Description of the task:
Copy out the listing below line for line, without changing a single character.

----

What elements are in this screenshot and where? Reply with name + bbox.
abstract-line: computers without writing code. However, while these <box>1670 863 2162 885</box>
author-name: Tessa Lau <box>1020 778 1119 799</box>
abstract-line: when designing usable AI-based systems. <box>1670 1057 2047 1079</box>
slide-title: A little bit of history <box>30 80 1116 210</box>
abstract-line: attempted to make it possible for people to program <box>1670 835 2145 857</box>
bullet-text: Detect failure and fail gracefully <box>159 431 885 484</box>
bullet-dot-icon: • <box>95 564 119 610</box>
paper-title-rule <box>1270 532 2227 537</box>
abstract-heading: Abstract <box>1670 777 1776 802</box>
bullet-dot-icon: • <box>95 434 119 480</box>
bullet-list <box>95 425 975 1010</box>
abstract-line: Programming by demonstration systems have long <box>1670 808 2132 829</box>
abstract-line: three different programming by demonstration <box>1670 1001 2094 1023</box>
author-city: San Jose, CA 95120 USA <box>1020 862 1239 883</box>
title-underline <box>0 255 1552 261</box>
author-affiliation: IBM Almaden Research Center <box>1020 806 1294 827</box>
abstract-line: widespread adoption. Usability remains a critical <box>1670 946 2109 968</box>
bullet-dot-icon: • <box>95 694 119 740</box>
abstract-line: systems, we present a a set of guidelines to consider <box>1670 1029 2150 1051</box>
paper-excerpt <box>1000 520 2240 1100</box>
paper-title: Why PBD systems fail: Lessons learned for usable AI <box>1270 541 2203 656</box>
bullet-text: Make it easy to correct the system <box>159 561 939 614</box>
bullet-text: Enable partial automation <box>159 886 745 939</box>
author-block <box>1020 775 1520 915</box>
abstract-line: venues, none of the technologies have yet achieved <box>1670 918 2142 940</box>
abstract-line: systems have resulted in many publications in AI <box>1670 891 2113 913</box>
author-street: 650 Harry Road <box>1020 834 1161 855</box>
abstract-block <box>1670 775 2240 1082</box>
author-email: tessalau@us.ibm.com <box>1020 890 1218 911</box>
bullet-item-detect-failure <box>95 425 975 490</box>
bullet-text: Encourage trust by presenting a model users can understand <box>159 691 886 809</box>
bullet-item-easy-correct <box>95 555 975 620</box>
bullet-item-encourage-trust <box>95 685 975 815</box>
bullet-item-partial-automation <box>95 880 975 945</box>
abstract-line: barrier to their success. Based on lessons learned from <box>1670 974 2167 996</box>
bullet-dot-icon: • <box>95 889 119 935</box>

----

Problem solution:
What elements are in this screenshot and where? Reply with name + bbox.
abstract-line: computers without writing code. However, while these <box>1670 863 2162 885</box>
author-name: Tessa Lau <box>1020 778 1119 799</box>
abstract-line: when designing usable AI-based systems. <box>1670 1057 2047 1079</box>
slide-title: A little bit of history <box>30 80 1116 210</box>
abstract-line: attempted to make it possible for people to program <box>1670 835 2145 857</box>
bullet-text: Detect failure and fail gracefully <box>159 431 885 484</box>
bullet-dot-icon: • <box>95 564 119 610</box>
paper-title-rule <box>1270 532 2227 537</box>
abstract-heading: Abstract <box>1670 777 1776 802</box>
bullet-dot-icon: • <box>95 434 119 480</box>
bullet-list <box>95 425 975 1010</box>
abstract-line: Programming by demonstration systems have long <box>1670 808 2132 829</box>
abstract-line: three different programming by demonstration <box>1670 1001 2094 1023</box>
author-city: San Jose, CA 95120 USA <box>1020 862 1239 883</box>
title-underline <box>0 255 1552 261</box>
author-affiliation: IBM Almaden Research Center <box>1020 806 1294 827</box>
abstract-line: widespread adoption. Usability remains a critical <box>1670 946 2109 968</box>
bullet-dot-icon: • <box>95 694 119 740</box>
abstract-line: systems, we present a a set of guidelines to consider <box>1670 1029 2150 1051</box>
paper-excerpt <box>1000 520 2240 1100</box>
paper-title: Why PBD systems fail: Lessons learned for usable AI <box>1270 541 2203 656</box>
bullet-text: Make it easy to correct the system <box>159 561 939 614</box>
bullet-text: Enable partial automation <box>159 886 745 939</box>
author-block <box>1020 775 1520 915</box>
abstract-line: venues, none of the technologies have yet achieved <box>1670 918 2142 940</box>
abstract-line: systems have resulted in many publications in AI <box>1670 891 2113 913</box>
author-street: 650 Harry Road <box>1020 834 1161 855</box>
abstract-block <box>1670 775 2240 1082</box>
author-email: tessalau@us.ibm.com <box>1020 890 1218 911</box>
bullet-item-detect-failure <box>95 425 975 490</box>
bullet-text: Encourage trust by presenting a model users can understand <box>159 691 886 809</box>
bullet-item-easy-correct <box>95 555 975 620</box>
bullet-item-encourage-trust <box>95 685 975 815</box>
bullet-item-partial-automation <box>95 880 975 945</box>
abstract-line: barrier to their success. Based on lessons learned from <box>1670 974 2167 996</box>
bullet-dot-icon: • <box>95 889 119 935</box>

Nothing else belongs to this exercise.